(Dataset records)
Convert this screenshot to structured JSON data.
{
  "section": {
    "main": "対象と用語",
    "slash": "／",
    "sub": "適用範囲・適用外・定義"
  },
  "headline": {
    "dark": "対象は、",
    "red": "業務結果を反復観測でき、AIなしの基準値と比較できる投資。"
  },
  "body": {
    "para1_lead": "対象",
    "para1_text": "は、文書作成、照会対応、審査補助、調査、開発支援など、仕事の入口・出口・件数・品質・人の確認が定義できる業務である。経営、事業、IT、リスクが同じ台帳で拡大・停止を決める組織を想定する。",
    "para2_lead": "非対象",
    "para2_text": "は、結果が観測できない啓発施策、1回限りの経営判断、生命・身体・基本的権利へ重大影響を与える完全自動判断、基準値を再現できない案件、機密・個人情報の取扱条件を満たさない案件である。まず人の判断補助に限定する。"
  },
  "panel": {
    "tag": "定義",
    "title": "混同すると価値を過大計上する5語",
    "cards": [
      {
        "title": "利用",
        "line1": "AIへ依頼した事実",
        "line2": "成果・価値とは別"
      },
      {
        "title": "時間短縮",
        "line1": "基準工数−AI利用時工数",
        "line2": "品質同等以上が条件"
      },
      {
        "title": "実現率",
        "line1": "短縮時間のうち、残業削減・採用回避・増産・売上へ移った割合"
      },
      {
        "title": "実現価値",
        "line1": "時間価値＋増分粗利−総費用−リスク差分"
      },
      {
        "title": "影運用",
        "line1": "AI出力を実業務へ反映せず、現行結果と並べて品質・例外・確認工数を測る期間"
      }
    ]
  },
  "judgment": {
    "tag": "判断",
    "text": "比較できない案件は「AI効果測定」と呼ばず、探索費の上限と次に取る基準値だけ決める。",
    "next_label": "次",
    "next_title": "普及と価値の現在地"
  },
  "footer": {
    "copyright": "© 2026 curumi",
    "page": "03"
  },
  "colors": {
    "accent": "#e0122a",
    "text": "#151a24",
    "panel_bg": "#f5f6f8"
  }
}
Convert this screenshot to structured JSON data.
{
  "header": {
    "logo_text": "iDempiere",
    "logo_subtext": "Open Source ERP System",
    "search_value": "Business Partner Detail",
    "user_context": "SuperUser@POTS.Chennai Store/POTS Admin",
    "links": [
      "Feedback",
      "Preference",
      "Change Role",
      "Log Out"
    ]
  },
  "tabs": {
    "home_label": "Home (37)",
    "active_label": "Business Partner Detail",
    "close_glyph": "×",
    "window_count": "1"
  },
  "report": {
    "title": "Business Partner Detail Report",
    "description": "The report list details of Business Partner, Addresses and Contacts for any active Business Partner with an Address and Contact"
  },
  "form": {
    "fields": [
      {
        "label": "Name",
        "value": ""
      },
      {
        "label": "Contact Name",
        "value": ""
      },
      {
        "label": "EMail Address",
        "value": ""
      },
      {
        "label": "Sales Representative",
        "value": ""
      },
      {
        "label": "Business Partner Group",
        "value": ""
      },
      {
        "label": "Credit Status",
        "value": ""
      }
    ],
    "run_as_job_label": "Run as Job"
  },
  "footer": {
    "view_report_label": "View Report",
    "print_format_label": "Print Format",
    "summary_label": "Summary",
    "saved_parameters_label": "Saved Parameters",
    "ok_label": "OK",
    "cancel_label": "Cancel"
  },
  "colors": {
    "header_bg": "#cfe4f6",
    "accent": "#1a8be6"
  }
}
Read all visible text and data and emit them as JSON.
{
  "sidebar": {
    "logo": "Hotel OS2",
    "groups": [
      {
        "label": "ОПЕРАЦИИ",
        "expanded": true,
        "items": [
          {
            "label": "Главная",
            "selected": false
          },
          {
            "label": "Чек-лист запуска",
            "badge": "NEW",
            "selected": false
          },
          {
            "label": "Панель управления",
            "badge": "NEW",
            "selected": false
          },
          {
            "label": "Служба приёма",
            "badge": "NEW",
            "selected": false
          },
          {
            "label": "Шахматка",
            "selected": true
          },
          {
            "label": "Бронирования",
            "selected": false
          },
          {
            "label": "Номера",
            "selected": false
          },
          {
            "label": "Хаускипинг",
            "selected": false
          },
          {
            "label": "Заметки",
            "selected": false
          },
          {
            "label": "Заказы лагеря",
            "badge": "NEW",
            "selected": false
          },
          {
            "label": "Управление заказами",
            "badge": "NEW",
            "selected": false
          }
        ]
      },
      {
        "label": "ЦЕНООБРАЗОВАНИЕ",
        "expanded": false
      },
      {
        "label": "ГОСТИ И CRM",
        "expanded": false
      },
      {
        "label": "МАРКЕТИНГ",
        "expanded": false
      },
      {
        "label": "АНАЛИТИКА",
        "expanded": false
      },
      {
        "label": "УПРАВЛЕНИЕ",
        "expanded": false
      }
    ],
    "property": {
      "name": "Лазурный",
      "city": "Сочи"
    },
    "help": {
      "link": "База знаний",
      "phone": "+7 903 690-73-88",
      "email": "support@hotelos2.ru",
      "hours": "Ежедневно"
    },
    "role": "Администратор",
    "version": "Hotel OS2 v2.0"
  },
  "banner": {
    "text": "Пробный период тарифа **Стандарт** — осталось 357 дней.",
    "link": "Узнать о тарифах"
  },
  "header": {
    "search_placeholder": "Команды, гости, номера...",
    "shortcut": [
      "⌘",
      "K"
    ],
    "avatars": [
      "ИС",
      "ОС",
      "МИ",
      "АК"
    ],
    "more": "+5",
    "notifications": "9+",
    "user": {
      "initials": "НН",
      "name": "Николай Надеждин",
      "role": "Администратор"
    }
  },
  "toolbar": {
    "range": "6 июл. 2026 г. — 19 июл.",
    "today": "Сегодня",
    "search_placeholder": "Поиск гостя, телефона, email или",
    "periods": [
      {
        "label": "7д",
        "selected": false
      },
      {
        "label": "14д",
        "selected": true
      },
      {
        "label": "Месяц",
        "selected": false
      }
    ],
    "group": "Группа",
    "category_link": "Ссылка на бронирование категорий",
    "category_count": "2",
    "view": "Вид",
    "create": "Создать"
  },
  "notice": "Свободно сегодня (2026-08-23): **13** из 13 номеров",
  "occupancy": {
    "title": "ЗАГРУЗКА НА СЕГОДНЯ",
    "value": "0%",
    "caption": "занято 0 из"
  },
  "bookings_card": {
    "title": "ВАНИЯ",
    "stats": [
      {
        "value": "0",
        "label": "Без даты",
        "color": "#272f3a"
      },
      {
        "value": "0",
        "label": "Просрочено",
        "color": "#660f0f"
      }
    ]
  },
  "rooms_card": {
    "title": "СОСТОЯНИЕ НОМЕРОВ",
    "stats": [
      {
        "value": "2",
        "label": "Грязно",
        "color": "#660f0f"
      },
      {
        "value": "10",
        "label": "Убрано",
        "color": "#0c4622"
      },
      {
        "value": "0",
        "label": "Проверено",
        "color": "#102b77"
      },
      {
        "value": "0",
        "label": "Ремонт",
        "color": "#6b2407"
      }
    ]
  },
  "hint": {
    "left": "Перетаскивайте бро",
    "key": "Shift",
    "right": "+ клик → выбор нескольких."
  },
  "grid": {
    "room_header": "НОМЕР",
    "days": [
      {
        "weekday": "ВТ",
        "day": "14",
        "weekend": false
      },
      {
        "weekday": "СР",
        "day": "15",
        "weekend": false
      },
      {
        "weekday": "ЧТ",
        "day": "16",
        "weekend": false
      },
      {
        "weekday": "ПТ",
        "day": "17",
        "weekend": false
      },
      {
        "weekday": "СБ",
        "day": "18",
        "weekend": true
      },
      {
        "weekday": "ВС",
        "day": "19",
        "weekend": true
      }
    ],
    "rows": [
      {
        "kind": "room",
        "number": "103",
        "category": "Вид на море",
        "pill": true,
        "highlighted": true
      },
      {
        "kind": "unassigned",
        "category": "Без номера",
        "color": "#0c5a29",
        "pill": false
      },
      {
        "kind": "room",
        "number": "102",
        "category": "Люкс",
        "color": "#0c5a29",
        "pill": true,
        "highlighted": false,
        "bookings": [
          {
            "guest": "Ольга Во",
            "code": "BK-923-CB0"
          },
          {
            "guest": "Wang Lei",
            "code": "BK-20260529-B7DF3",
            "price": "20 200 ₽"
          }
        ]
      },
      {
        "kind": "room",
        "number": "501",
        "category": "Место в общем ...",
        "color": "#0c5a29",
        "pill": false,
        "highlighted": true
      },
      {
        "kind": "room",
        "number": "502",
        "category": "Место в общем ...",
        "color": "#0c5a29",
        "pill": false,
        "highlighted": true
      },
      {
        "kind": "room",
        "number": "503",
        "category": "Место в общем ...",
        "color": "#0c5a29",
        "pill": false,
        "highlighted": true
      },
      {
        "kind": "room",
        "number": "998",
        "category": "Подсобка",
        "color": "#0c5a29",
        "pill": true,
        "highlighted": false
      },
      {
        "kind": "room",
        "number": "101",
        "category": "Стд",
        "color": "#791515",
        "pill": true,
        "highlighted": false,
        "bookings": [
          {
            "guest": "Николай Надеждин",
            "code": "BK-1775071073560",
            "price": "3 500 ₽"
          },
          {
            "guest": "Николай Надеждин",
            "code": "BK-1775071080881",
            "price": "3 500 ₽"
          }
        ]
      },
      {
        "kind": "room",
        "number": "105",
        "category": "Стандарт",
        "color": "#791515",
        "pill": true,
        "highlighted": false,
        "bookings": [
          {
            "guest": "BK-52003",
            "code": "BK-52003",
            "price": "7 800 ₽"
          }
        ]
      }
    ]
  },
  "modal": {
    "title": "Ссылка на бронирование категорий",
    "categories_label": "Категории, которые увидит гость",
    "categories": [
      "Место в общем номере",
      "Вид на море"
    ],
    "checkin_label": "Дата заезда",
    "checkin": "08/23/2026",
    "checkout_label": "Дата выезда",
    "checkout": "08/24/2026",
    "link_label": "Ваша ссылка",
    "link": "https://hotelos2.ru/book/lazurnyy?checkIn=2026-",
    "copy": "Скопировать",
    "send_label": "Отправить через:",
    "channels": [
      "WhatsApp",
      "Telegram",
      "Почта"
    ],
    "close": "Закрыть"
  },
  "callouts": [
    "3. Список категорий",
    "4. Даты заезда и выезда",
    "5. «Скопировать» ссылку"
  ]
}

• STATED EXERCISE: Copy each line that contains the word "code".

• ANSWER FOR THE TASK:
            "code": "BK-923-CB0"
            "code": "BK-20260529-B7DF3",
            "code": "BK-1775071073560",
            "code": "BK-1775071080881",
            "code": "BK-52003",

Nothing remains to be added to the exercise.